§ **Required work**: The required result is the exact run of lines beginning at the one containing "What data populates" and ending at the last line of the entries.

################

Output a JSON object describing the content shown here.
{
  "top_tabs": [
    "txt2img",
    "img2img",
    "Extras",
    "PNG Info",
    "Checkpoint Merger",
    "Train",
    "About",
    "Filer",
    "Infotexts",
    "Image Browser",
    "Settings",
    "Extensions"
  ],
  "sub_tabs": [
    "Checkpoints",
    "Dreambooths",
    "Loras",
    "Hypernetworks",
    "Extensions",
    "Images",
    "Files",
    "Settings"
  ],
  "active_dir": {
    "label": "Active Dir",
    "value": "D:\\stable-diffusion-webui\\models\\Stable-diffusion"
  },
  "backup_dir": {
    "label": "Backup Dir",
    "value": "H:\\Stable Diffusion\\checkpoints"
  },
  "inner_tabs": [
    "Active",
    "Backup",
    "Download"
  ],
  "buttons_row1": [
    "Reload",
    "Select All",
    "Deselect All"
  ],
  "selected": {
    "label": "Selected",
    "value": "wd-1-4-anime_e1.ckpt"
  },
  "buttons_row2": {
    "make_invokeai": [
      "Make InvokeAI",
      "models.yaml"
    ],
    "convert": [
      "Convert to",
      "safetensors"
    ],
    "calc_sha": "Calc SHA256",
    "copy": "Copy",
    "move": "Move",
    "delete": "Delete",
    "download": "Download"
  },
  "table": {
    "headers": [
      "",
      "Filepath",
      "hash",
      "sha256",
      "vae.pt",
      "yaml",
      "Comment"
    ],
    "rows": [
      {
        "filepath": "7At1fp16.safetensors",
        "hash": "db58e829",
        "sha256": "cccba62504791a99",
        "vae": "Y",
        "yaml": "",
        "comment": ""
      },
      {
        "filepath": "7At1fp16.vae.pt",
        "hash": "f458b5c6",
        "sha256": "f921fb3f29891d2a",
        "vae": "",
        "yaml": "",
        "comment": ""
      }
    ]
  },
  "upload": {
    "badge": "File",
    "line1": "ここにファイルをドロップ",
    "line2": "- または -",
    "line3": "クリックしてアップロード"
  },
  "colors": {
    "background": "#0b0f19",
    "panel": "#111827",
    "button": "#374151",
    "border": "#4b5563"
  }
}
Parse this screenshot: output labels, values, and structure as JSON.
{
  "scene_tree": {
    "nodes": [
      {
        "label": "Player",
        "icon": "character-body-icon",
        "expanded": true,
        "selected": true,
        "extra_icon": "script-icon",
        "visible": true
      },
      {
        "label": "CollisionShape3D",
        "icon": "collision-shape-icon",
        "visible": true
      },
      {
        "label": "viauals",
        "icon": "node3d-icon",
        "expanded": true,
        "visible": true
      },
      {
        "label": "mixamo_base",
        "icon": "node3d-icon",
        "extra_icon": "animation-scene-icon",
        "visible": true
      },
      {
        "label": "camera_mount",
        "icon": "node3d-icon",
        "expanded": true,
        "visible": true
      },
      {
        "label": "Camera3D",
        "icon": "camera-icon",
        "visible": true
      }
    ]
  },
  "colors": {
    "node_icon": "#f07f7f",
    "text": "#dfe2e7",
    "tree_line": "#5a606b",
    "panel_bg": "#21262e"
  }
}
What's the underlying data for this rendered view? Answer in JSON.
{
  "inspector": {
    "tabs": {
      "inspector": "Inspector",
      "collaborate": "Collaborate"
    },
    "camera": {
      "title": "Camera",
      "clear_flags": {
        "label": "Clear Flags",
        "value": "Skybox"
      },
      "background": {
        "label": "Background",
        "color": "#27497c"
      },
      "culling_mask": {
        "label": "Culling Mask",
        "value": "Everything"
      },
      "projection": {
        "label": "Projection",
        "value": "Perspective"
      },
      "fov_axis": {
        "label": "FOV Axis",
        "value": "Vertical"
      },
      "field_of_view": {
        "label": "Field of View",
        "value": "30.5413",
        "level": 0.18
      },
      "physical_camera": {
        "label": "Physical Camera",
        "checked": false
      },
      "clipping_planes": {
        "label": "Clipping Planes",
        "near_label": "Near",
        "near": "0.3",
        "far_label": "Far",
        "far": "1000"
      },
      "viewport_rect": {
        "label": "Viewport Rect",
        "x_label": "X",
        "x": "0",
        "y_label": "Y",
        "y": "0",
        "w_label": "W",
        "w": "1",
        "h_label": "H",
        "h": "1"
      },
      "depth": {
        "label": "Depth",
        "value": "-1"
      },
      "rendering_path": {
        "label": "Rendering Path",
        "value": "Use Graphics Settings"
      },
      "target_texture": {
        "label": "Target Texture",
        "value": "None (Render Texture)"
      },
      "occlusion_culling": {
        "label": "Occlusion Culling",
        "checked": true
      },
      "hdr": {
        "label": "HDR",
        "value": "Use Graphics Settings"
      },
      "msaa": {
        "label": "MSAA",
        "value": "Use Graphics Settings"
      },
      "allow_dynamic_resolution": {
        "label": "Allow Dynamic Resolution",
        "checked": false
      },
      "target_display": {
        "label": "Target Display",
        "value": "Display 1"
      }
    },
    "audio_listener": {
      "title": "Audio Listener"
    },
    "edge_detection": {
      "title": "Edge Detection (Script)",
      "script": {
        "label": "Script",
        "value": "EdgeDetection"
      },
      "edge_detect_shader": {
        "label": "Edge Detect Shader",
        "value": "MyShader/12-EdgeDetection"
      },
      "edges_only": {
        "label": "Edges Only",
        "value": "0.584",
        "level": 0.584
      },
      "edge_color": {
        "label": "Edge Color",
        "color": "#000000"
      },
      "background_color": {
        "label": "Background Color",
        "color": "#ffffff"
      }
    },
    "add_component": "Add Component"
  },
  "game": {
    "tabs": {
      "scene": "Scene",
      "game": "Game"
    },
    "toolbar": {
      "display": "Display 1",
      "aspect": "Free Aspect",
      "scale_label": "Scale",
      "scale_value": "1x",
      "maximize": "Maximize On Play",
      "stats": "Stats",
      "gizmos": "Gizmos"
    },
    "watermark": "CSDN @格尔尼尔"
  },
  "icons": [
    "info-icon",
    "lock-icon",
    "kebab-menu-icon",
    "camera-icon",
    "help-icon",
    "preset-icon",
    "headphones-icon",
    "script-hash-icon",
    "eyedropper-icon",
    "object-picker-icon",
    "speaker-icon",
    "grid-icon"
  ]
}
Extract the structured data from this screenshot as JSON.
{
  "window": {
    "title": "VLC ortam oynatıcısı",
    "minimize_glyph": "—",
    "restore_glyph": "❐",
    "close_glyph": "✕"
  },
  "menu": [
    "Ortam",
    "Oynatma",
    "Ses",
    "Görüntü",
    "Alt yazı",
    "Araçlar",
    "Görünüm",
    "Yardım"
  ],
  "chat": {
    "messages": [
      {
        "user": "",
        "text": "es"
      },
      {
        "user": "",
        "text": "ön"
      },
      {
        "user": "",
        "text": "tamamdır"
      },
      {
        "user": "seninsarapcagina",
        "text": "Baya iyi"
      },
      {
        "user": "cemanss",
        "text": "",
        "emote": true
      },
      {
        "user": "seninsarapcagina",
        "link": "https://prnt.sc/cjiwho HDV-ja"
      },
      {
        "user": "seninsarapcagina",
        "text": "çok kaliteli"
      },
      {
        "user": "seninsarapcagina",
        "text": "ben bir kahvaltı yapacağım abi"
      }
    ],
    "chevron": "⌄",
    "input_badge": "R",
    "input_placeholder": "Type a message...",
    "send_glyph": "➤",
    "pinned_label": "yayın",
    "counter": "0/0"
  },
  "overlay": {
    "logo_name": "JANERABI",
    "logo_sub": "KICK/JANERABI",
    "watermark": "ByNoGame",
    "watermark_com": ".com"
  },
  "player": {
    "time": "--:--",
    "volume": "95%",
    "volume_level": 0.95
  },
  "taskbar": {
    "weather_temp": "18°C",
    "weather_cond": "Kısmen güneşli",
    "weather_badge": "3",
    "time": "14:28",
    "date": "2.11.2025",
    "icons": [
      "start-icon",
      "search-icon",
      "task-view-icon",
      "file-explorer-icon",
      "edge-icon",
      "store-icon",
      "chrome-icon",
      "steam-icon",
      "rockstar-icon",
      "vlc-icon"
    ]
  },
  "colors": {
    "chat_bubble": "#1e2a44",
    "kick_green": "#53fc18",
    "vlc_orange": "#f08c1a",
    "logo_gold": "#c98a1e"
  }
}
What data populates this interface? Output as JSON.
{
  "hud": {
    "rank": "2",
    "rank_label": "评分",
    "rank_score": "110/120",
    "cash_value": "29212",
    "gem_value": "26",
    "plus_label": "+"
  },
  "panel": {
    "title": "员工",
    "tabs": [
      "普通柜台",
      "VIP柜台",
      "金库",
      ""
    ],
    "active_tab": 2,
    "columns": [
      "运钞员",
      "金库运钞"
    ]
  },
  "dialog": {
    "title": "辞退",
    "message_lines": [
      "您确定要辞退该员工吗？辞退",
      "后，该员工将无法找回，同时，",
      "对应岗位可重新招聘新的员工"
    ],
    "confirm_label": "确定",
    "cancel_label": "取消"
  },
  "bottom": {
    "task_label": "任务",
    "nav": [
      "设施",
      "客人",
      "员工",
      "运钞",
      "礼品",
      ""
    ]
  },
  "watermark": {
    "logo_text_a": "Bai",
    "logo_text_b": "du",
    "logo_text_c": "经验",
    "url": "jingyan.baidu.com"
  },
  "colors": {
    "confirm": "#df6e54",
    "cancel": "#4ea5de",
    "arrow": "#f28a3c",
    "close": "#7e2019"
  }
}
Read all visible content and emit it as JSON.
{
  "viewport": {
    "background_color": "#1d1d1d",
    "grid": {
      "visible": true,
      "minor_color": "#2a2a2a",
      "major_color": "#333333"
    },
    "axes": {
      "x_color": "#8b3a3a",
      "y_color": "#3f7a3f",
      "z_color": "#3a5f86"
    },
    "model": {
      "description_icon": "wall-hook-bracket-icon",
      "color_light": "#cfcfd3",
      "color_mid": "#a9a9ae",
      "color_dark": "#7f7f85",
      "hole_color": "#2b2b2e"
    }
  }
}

################

§ **Result of the task**:
What data populates this interface? Output as JSON.
{
  "hud": {
    "rank": "2",
    "rank_label": "评分",
    "rank_score": "110/120",
    "cash_value": "29212",
    "gem_value": "26",
    "plus_label": "+"
  },
  "panel": {
    "title": "员工",
    "tabs": [
      "普通柜台",
      "VIP柜台",
      "金库",
      ""
    ],
    "active_tab": 2,
    "columns": [
      "运钞员",
      "金库运钞"
    ]
  },
  "dialog": {
    "title": "辞退",
    "message_lines": [
      "您确定要辞退该员工吗？辞退",
      "后，该员工将无法找回，同时，",
      "对应岗位可重新招聘新的员工"
    ],
    "confirm_label": "确定",
    "cancel_label": "取消"
  },
  "bottom": {
    "task_label": "任务",
    "nav": [
      "设施",
      "客人",
      "员工",
      "运钞",
      "礼品",
      ""
    ]
  },
  "watermark": {
    "logo_text_a": "Bai",
    "logo_text_b": "du",
    "logo_text_c": "经验",
    "url": "jingyan.baidu.com"
  },
  "colors": {
    "confirm": "#df6e54",
    "cancel": "#4ea5de",
    "arrow": "#f28a3c",
    "close": "#7e2019"
  }
}
Read all visible content and emit it as JSON.
{
  "viewport": {
    "background_color": "#1d1d1d",
    "grid": {
      "visible": true,
      "minor_color": "#2a2a2a",
      "major_color": "#333333"
    },
    "axes": {
      "x_color": "#8b3a3a",
      "y_color": "#3f7a3f",
      "z_color": "#3a5f86"
    },
    "model": {
      "description_icon": "wall-hook-bracket-icon",
      "color_light": "#cfcfd3",
      "color_mid": "#a9a9ae",
      "color_dark": "#7f7f85",
      "hole_color": "#2b2b2e"
    }
  }
}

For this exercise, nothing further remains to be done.